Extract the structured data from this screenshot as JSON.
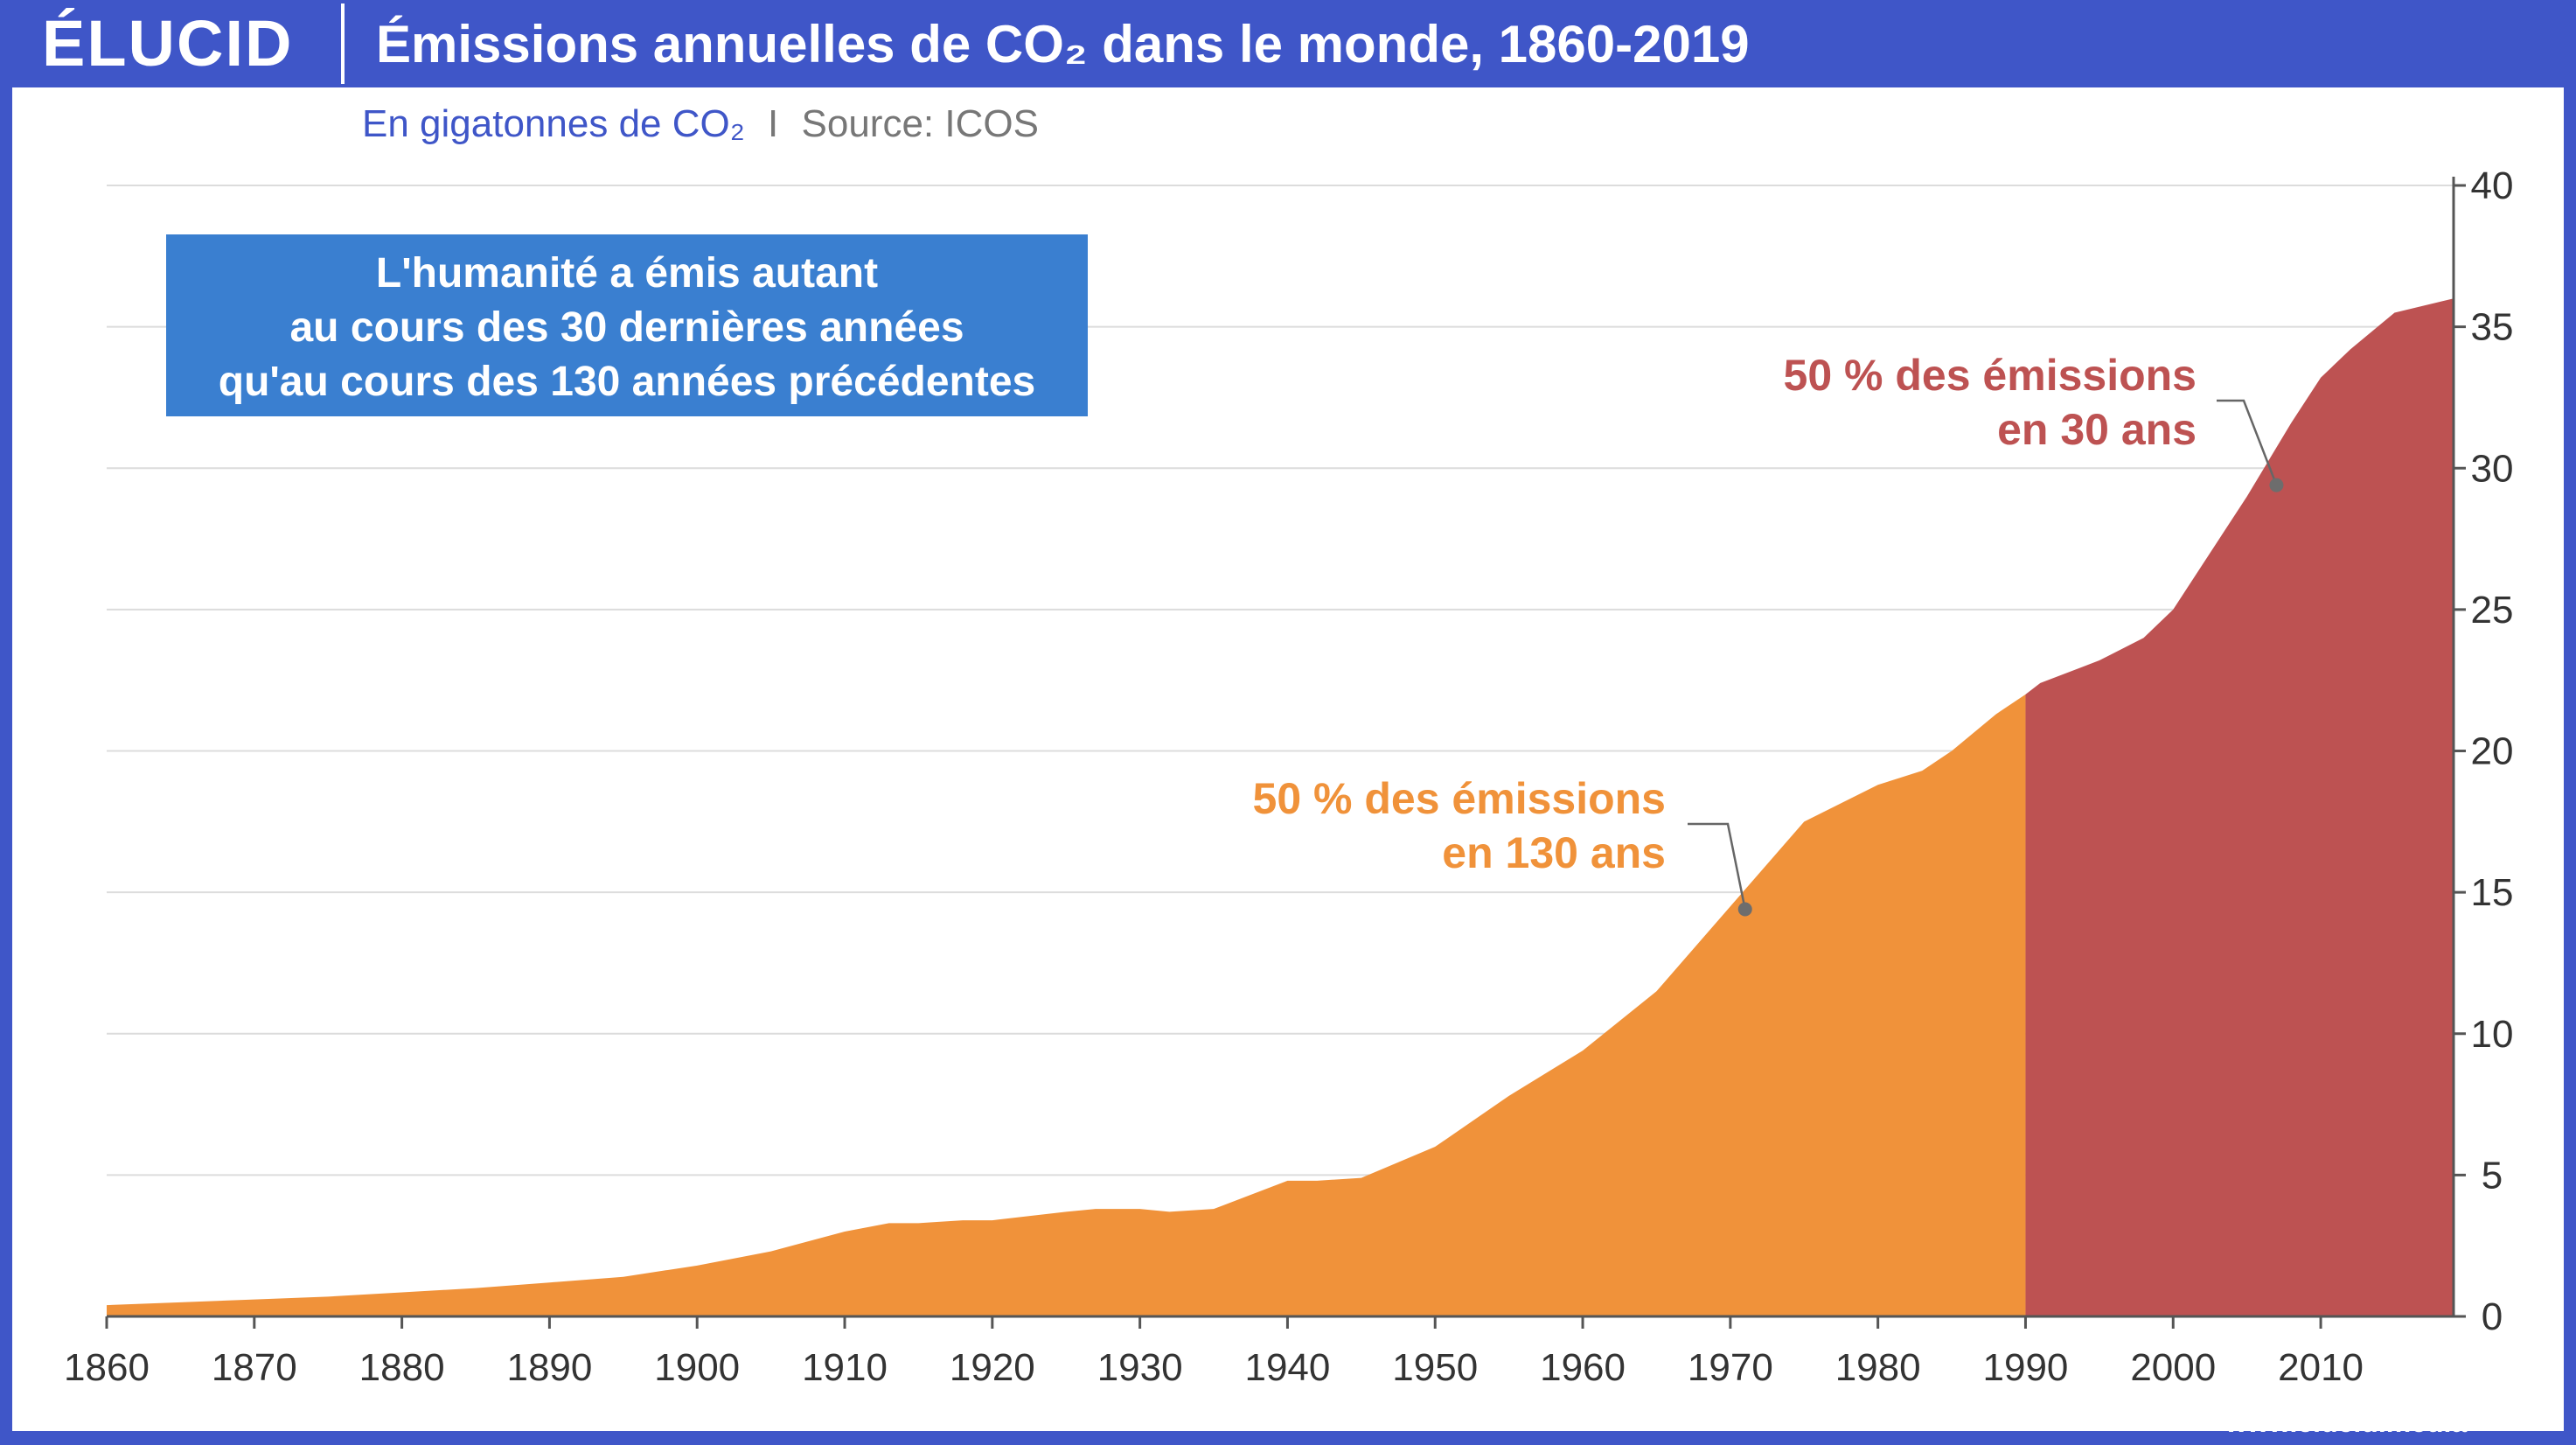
{
  "brand": {
    "logo": "ÉLUCID",
    "website": "www.elucid.media"
  },
  "header": {
    "title": "Émissions annuelles de CO₂ dans le monde, 1860-2019"
  },
  "subtitle": {
    "unit": "En gigatonnes de CO₂",
    "separator": "I",
    "source": "Source: ICOS"
  },
  "callout": {
    "lines": [
      "L'humanité a émis autant",
      "au cours des 30 dernières années",
      "qu'au cours des 130 années précédentes"
    ]
  },
  "colors": {
    "header": "#3f56c8",
    "series_before_1990": "#f0923a",
    "series_after_1990": "#bd5252",
    "callout_bg": "#3a7fd0",
    "annotation_orange": "#f0923a",
    "annotation_red": "#bd5252"
  },
  "chart_data": {
    "type": "area",
    "title": "Émissions annuelles de CO₂ dans le monde, 1860-2019",
    "subtitle": "En gigatonnes de CO₂",
    "source": "ICOS",
    "xlim": [
      1860,
      2019
    ],
    "ylim": [
      0,
      40
    ],
    "yaxis_position": "right",
    "xticks": [
      1860,
      1870,
      1880,
      1890,
      1900,
      1910,
      1920,
      1930,
      1940,
      1950,
      1960,
      1970,
      1980,
      1990,
      2000,
      2010
    ],
    "yticks": [
      0,
      5,
      10,
      15,
      20,
      25,
      30,
      35,
      40
    ],
    "grid": true,
    "split_year": 1990,
    "x": [
      1860,
      1865,
      1870,
      1875,
      1880,
      1885,
      1890,
      1895,
      1900,
      1905,
      1910,
      1913,
      1915,
      1918,
      1920,
      1925,
      1927,
      1930,
      1932,
      1935,
      1937,
      1940,
      1942,
      1945,
      1950,
      1955,
      1960,
      1965,
      1970,
      1975,
      1980,
      1983,
      1985,
      1988,
      1990,
      1991,
      1995,
      1998,
      2000,
      2002,
      2005,
      2008,
      2010,
      2012,
      2015,
      2019
    ],
    "values": [
      0.4,
      0.5,
      0.6,
      0.7,
      0.85,
      1.0,
      1.2,
      1.4,
      1.8,
      2.3,
      3.0,
      3.3,
      3.3,
      3.4,
      3.4,
      3.7,
      3.8,
      3.8,
      3.7,
      3.8,
      4.2,
      4.8,
      4.8,
      4.9,
      6.0,
      7.8,
      9.4,
      11.5,
      14.5,
      17.5,
      18.8,
      19.3,
      20.0,
      21.3,
      22.0,
      22.4,
      23.2,
      24.0,
      25.0,
      26.6,
      29.0,
      31.6,
      33.2,
      34.2,
      35.5,
      36.0
    ],
    "annotations": [
      {
        "text": [
          "50 % des émissions",
          "en 130 ans"
        ],
        "point": [
          1971,
          14.4
        ],
        "color": "#f0923a"
      },
      {
        "text": [
          "50 % des émissions",
          "en 30 ans"
        ],
        "point": [
          2007,
          29.4
        ],
        "color": "#bd5252"
      }
    ]
  }
}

--

Transcribe the material exactly, keeping every word and none of the pictures.

Extract the structured data from this screenshot as JSON.
{
  "brand": {
    "logo": "ÉLUCID",
    "website": "www.elucid.media"
  },
  "header": {
    "title": "Émissions annuelles de CO₂ dans le monde, 1860-2019"
  },
  "subtitle": {
    "unit": "En gigatonnes de CO₂",
    "separator": "I",
    "source": "Source: ICOS"
  },
  "callout": {
    "lines": [
      "L'humanité a émis autant",
      "au cours des 30 dernières années",
      "qu'au cours des 130 années précédentes"
    ]
  },
  "colors": {
    "header": "#3f56c8",
    "series_before_1990": "#f0923a",
    "series_after_1990": "#bd5252",
    "callout_bg": "#3a7fd0",
    "annotation_orange": "#f0923a",
    "annotation_red": "#bd5252"
  },
  "chart_data": {
    "type": "area",
    "title": "Émissions annuelles de CO₂ dans le monde, 1860-2019",
    "subtitle": "En gigatonnes de CO₂",
    "source": "ICOS",
    "xlim": [
      1860,
      2019
    ],
    "ylim": [
      0,
      40
    ],
    "yaxis_position": "right",
    "xticks": [
      1860,
      1870,
      1880,
      1890,
      1900,
      1910,
      1920,
      1930,
      1940,
      1950,
      1960,
      1970,
      1980,
      1990,
      2000,
      2010
    ],
    "yticks": [
      0,
      5,
      10,
      15,
      20,
      25,
      30,
      35,
      40
    ],
    "grid": true,
    "split_year": 1990,
    "x": [
      1860,
      1865,
      1870,
      1875,
      1880,
      1885,
      1890,
      1895,
      1900,
      1905,
      1910,
      1913,
      1915,
      1918,
      1920,
      1925,
      1927,
      1930,
      1932,
      1935,
      1937,
      1940,
      1942,
      1945,
      1950,
      1955,
      1960,
      1965,
      1970,
      1975,
      1980,
      1983,
      1985,
      1988,
      1990,
      1991,
      1995,
      1998,
      2000,
      2002,
      2005,
      2008,
      2010,
      2012,
      2015,
      2019
    ],
    "values": [
      0.4,
      0.5,
      0.6,
      0.7,
      0.85,
      1.0,
      1.2,
      1.4,
      1.8,
      2.3,
      3.0,
      3.3,
      3.3,
      3.4,
      3.4,
      3.7,
      3.8,
      3.8,
      3.7,
      3.8,
      4.2,
      4.8,
      4.8,
      4.9,
      6.0,
      7.8,
      9.4,
      11.5,
      14.5,
      17.5,
      18.8,
      19.3,
      20.0,
      21.3,
      22.0,
      22.4,
      23.2,
      24.0,
      25.0,
      26.6,
      29.0,
      31.6,
      33.2,
      34.2,
      35.5,
      36.0
    ],
    "annotations": [
      {
        "text": [
          "50 % des émissions",
          "en 130 ans"
        ],
        "point": [
          1971,
          14.4
        ],
        "color": "#f0923a"
      },
      {
        "text": [
          "50 % des émissions",
          "en 30 ans"
        ],
        "point": [
          2007,
          29.4
        ],
        "color": "#bd5252"
      }
    ]
  }
}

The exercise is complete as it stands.